=== Stated goal ===
All of the data needs to be repeated exactly.

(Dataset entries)
★ ★ ★
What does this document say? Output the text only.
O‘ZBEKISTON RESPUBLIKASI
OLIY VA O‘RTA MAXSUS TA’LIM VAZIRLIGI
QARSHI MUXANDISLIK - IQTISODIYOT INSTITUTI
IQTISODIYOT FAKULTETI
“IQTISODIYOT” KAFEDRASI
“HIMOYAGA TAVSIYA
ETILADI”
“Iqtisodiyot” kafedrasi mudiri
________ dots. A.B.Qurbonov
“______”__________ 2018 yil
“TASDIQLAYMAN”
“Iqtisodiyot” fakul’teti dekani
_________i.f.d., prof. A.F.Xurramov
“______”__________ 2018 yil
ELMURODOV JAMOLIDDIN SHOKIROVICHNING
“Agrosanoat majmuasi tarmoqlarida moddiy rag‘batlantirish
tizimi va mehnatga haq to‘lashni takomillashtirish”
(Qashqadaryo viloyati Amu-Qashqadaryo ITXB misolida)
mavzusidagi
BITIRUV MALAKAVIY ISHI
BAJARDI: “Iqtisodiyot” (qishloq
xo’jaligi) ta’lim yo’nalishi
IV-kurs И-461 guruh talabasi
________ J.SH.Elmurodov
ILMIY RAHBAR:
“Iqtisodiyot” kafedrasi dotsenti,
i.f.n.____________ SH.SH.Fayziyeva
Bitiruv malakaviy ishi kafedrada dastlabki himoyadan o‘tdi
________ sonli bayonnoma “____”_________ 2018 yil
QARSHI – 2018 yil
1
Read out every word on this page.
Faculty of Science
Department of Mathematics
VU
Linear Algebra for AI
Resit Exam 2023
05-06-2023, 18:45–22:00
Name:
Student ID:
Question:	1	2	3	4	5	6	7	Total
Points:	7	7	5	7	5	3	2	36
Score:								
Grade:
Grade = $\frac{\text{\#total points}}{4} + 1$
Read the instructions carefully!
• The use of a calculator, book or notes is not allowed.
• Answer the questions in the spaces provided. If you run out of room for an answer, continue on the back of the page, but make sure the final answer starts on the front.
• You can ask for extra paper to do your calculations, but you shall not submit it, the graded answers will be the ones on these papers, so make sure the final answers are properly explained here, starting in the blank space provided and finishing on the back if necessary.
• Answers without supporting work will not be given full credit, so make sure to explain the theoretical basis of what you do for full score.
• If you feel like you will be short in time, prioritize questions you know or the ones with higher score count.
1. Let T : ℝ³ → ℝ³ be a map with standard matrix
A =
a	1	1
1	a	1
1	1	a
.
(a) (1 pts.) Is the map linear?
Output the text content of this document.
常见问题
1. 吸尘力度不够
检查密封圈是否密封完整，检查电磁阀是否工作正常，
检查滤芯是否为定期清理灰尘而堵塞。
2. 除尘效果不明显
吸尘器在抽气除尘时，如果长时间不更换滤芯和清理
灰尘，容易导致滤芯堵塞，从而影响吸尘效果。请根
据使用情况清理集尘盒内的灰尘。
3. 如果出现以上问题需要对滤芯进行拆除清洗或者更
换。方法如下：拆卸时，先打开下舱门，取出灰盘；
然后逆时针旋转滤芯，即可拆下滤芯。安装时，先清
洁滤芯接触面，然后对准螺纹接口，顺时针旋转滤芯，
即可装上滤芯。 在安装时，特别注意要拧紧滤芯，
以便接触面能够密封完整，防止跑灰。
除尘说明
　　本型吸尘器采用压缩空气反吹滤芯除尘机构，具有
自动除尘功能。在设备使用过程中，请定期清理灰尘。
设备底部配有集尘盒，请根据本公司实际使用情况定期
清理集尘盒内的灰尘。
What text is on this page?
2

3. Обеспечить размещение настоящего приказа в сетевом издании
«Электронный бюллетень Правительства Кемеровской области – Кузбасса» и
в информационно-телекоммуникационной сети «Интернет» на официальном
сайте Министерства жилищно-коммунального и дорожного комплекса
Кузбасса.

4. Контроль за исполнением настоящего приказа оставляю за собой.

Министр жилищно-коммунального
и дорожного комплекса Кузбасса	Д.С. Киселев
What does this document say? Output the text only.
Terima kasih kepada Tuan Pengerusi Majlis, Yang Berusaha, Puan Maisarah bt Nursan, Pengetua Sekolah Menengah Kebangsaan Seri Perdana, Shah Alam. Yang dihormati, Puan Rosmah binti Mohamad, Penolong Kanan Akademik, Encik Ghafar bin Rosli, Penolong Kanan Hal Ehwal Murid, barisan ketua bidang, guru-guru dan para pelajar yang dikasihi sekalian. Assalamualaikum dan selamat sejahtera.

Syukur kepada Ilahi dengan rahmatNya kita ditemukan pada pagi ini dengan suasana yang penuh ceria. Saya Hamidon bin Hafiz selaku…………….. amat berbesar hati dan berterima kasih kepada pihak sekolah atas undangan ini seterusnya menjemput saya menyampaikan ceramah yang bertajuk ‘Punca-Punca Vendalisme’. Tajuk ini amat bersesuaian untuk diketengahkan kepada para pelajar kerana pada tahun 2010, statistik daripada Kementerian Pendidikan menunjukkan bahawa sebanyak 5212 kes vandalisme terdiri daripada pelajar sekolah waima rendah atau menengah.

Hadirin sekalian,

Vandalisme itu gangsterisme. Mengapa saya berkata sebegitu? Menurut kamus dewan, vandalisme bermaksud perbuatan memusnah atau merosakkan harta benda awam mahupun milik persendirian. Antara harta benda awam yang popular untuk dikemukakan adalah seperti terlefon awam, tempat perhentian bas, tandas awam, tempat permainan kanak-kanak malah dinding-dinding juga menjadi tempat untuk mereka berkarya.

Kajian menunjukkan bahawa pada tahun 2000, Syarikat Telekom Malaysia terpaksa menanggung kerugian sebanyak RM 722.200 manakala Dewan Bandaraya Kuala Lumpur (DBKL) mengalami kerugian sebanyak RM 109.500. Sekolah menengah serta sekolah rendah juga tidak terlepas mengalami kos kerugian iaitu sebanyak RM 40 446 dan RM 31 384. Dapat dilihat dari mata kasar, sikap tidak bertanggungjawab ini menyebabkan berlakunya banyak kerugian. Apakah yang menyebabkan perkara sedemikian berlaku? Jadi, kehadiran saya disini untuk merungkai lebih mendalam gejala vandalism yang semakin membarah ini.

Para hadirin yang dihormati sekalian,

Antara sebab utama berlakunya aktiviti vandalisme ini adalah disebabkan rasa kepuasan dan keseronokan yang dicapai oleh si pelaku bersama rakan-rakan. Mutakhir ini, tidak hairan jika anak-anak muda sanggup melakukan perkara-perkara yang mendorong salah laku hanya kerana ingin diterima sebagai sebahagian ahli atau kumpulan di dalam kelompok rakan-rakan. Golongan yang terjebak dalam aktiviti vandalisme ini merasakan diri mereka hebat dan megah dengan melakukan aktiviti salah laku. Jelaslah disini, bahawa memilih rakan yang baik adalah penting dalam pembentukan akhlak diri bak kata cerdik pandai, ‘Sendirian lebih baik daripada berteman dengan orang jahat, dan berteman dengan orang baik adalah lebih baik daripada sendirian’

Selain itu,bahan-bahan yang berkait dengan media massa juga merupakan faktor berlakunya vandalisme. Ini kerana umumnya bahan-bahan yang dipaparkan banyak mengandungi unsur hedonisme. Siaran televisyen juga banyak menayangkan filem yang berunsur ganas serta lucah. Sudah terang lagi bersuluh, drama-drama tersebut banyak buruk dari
★ ★ ★
=== Solution to this exercise ===
What does this document say? Output the text only.
O‘ZBEKISTON RESPUBLIKASI
OLIY VA O‘RTA MAXSUS TA’LIM VAZIRLIGI
QARSHI MUXANDISLIK - IQTISODIYOT INSTITUTI
IQTISODIYOT FAKULTETI
“IQTISODIYOT” KAFEDRASI
“HIMOYAGA TAVSIYA
ETILADI”
“Iqtisodiyot” kafedrasi mudiri
________ dots. A.B.Qurbonov
“______”__________ 2018 yil
“TASDIQLAYMAN”
“Iqtisodiyot” fakul’teti dekani
_________i.f.d., prof. A.F.Xurramov
“______”__________ 2018 yil
ELMURODOV JAMOLIDDIN SHOKIROVICHNING
“Agrosanoat majmuasi tarmoqlarida moddiy rag‘batlantirish
tizimi va mehnatga haq to‘lashni takomillashtirish”
(Qashqadaryo viloyati Amu-Qashqadaryo ITXB misolida)
mavzusidagi
BITIRUV MALAKAVIY ISHI
BAJARDI: “Iqtisodiyot” (qishloq
xo’jaligi) ta’lim yo’nalishi
IV-kurs И-461 guruh talabasi
________ J.SH.Elmurodov
ILMIY RAHBAR:
“Iqtisodiyot” kafedrasi dotsenti,
i.f.n.____________ SH.SH.Fayziyeva
Bitiruv malakaviy ishi kafedrada dastlabki himoyadan o‘tdi
________ sonli bayonnoma “____”_________ 2018 yil
QARSHI – 2018 yil
1
Read out every word on this page.
Faculty of Science
Department of Mathematics
VU
Linear Algebra for AI
Resit Exam 2023
05-06-2023, 18:45–22:00
Name:
Student ID:
Question:	1	2	3	4	5	6	7	Total
Points:	7	7	5	7	5	3	2	36
Score:								
Grade:
Grade = $\frac{\text{\#total points}}{4} + 1$
Read the instructions carefully!
• The use of a calculator, book or notes is not allowed.
• Answer the questions in the spaces provided. If you run out of room for an answer, continue on the back of the page, but make sure the final answer starts on the front.
• You can ask for extra paper to do your calculations, but you shall not submit it, the graded answers will be the ones on these papers, so make sure the final answers are properly explained here, starting in the blank space provided and finishing on the back if necessary.
• Answers without supporting work will not be given full credit, so make sure to explain the theoretical basis of what you do for full score.
• If you feel like you will be short in time, prioritize questions you know or the ones with higher score count.
1. Let T : ℝ³ → ℝ³ be a map with standard matrix
A =
a	1	1
1	a	1
1	1	a
.
(a) (1 pts.) Is the map linear?
Output the text content of this document.
常见问题
1. 吸尘力度不够
检查密封圈是否密封完整，检查电磁阀是否工作正常，
检查滤芯是否为定期清理灰尘而堵塞。
2. 除尘效果不明显
吸尘器在抽气除尘时，如果长时间不更换滤芯和清理
灰尘，容易导致滤芯堵塞，从而影响吸尘效果。请根
据使用情况清理集尘盒内的灰尘。
3. 如果出现以上问题需要对滤芯进行拆除清洗或者更
换。方法如下：拆卸时，先打开下舱门，取出灰盘；
然后逆时针旋转滤芯，即可拆下滤芯。安装时，先清
洁滤芯接触面，然后对准螺纹接口，顺时针旋转滤芯，
即可装上滤芯。 在安装时，特别注意要拧紧滤芯，
以便接触面能够密封完整，防止跑灰。
除尘说明
　　本型吸尘器采用压缩空气反吹滤芯除尘机构，具有
自动除尘功能。在设备使用过程中，请定期清理灰尘。
设备底部配有集尘盒，请根据本公司实际使用情况定期
清理集尘盒内的灰尘。
What text is on this page?
2

3. Обеспечить размещение настоящего приказа в сетевом издании
«Электронный бюллетень Правительства Кемеровской области – Кузбасса» и
в информационно-телекоммуникационной сети «Интернет» на официальном
сайте Министерства жилищно-коммунального и дорожного комплекса
Кузбасса.

4. Контроль за исполнением настоящего приказа оставляю за собой.

Министр жилищно-коммунального
и дорожного комплекса Кузбасса	Д.С. Киселев
What does this document say? Output the text only.
Terima kasih kepada Tuan Pengerusi Majlis, Yang Berusaha, Puan Maisarah bt Nursan, Pengetua Sekolah Menengah Kebangsaan Seri Perdana, Shah Alam. Yang dihormati, Puan Rosmah binti Mohamad, Penolong Kanan Akademik, Encik Ghafar bin Rosli, Penolong Kanan Hal Ehwal Murid, barisan ketua bidang, guru-guru dan para pelajar yang dikasihi sekalian. Assalamualaikum dan selamat sejahtera.

Syukur kepada Ilahi dengan rahmatNya kita ditemukan pada pagi ini dengan suasana yang penuh ceria. Saya Hamidon bin Hafiz selaku…………….. amat berbesar hati dan berterima kasih kepada pihak sekolah atas undangan ini seterusnya menjemput saya menyampaikan ceramah yang bertajuk ‘Punca-Punca Vendalisme’. Tajuk ini amat bersesuaian untuk diketengahkan kepada para pelajar kerana pada tahun 2010, statistik daripada Kementerian Pendidikan menunjukkan bahawa sebanyak 5212 kes vandalisme terdiri daripada pelajar sekolah waima rendah atau menengah.

Hadirin sekalian,

Vandalisme itu gangsterisme. Mengapa saya berkata sebegitu? Menurut kamus dewan, vandalisme bermaksud perbuatan memusnah atau merosakkan harta benda awam mahupun milik persendirian. Antara harta benda awam yang popular untuk dikemukakan adalah seperti terlefon awam, tempat perhentian bas, tandas awam, tempat permainan kanak-kanak malah dinding-dinding juga menjadi tempat untuk mereka berkarya.

Kajian menunjukkan bahawa pada tahun 2000, Syarikat Telekom Malaysia terpaksa menanggung kerugian sebanyak RM 722.200 manakala Dewan Bandaraya Kuala Lumpur (DBKL) mengalami kerugian sebanyak RM 109.500. Sekolah menengah serta sekolah rendah juga tidak terlepas mengalami kos kerugian iaitu sebanyak RM 40 446 dan RM 31 384. Dapat dilihat dari mata kasar, sikap tidak bertanggungjawab ini menyebabkan berlakunya banyak kerugian. Apakah yang menyebabkan perkara sedemikian berlaku? Jadi, kehadiran saya disini untuk merungkai lebih mendalam gejala vandalism yang semakin membarah ini.

Para hadirin yang dihormati sekalian,

Antara sebab utama berlakunya aktiviti vandalisme ini adalah disebabkan rasa kepuasan dan keseronokan yang dicapai oleh si pelaku bersama rakan-rakan. Mutakhir ini, tidak hairan jika anak-anak muda sanggup melakukan perkara-perkara yang mendorong salah laku hanya kerana ingin diterima sebagai sebahagian ahli atau kumpulan di dalam kelompok rakan-rakan. Golongan yang terjebak dalam aktiviti vandalisme ini merasakan diri mereka hebat dan megah dengan melakukan aktiviti salah laku. Jelaslah disini, bahawa memilih rakan yang baik adalah penting dalam pembentukan akhlak diri bak kata cerdik pandai, ‘Sendirian lebih baik daripada berteman dengan orang jahat, dan berteman dengan orang baik adalah lebih baik daripada sendirian’

Selain itu,bahan-bahan yang berkait dengan media massa juga merupakan faktor berlakunya vandalisme. Ini kerana umumnya bahan-bahan yang dipaparkan banyak mengandungi unsur hedonisme. Siaran televisyen juga banyak menayangkan filem yang berunsur ganas serta lucah. Sudah terang lagi bersuluh, drama-drama tersebut banyak buruk dari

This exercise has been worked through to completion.